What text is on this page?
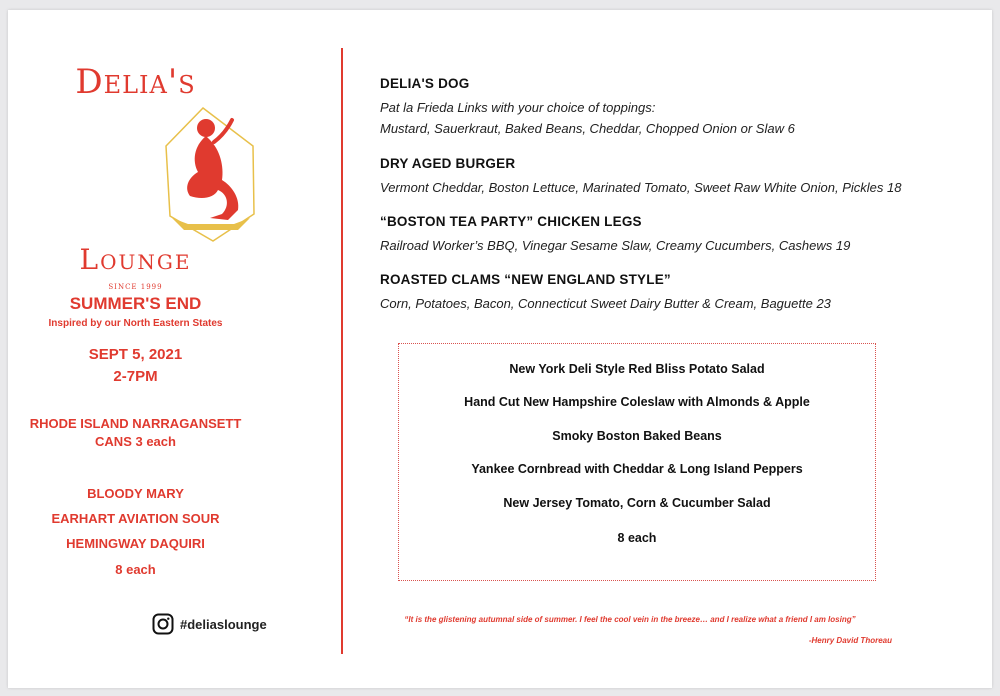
Delia's
Lounge
SINCE 1999
SUMMER'S END
Inspired by our North Eastern States
SEPT 5, 2021
2-7PM
RHODE ISLAND NARRAGANSETT
CANS 3 each
BLOODY MARY
EARHART AVIATION SOUR
HEMINGWAY DAQUIRI
8 each
#deliaslounge
DELIA'S DOG
Pat la Frieda Links with your choice of toppings:
Mustard, Sauerkraut, Baked Beans, Cheddar, Chopped Onion or Slaw 6
DRY AGED BURGER
Vermont Cheddar, Boston Lettuce, Marinated Tomato, Sweet Raw White Onion, Pickles 18
“BOSTON TEA PARTY” CHICKEN LEGS
Railroad Worker’s BBQ, Vinegar Sesame Slaw, Creamy Cucumbers, Cashews 19
ROASTED CLAMS “NEW ENGLAND STYLE”
Corn, Potatoes, Bacon, Connecticut Sweet Dairy Butter & Cream, Baguette 23
New York Deli Style Red Bliss Potato Salad
Hand Cut New Hampshire Coleslaw with Almonds & Apple
Smoky Boston Baked Beans
Yankee Cornbread with Cheddar & Long Island Peppers
New Jersey Tomato, Corn & Cucumber Salad
8 each
“It is the glistening autumnal side of summer. I feel the cool vein in the breeze… and I realize what a friend I am losing”
-Henry David Thoreau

++++++

TASK TO CARRY OUT: Can you repeat every record above exactly, apart from the pictures?

FULL OUTPUT:
What text is on this page?
Delia's
Lounge
SINCE 1999
SUMMER'S END
Inspired by our North Eastern States
SEPT 5, 2021
2-7PM
RHODE ISLAND NARRAGANSETT
CANS 3 each
BLOODY MARY
EARHART AVIATION SOUR
HEMINGWAY DAQUIRI
8 each
#deliaslounge
DELIA'S DOG
Pat la Frieda Links with your choice of toppings:
Mustard, Sauerkraut, Baked Beans, Cheddar, Chopped Onion or Slaw 6
DRY AGED BURGER
Vermont Cheddar, Boston Lettuce, Marinated Tomato, Sweet Raw White Onion, Pickles 18
“BOSTON TEA PARTY” CHICKEN LEGS
Railroad Worker’s BBQ, Vinegar Sesame Slaw, Creamy Cucumbers, Cashews 19
ROASTED CLAMS “NEW ENGLAND STYLE”
Corn, Potatoes, Bacon, Connecticut Sweet Dairy Butter & Cream, Baguette 23
New York Deli Style Red Bliss Potato Salad
Hand Cut New Hampshire Coleslaw with Almonds & Apple
Smoky Boston Baked Beans
Yankee Cornbread with Cheddar & Long Island Peppers
New Jersey Tomato, Corn & Cucumber Salad
8 each
“It is the glistening autumnal side of summer. I feel the cool vein in the breeze… and I realize what a friend I am losing”
-Henry David Thoreau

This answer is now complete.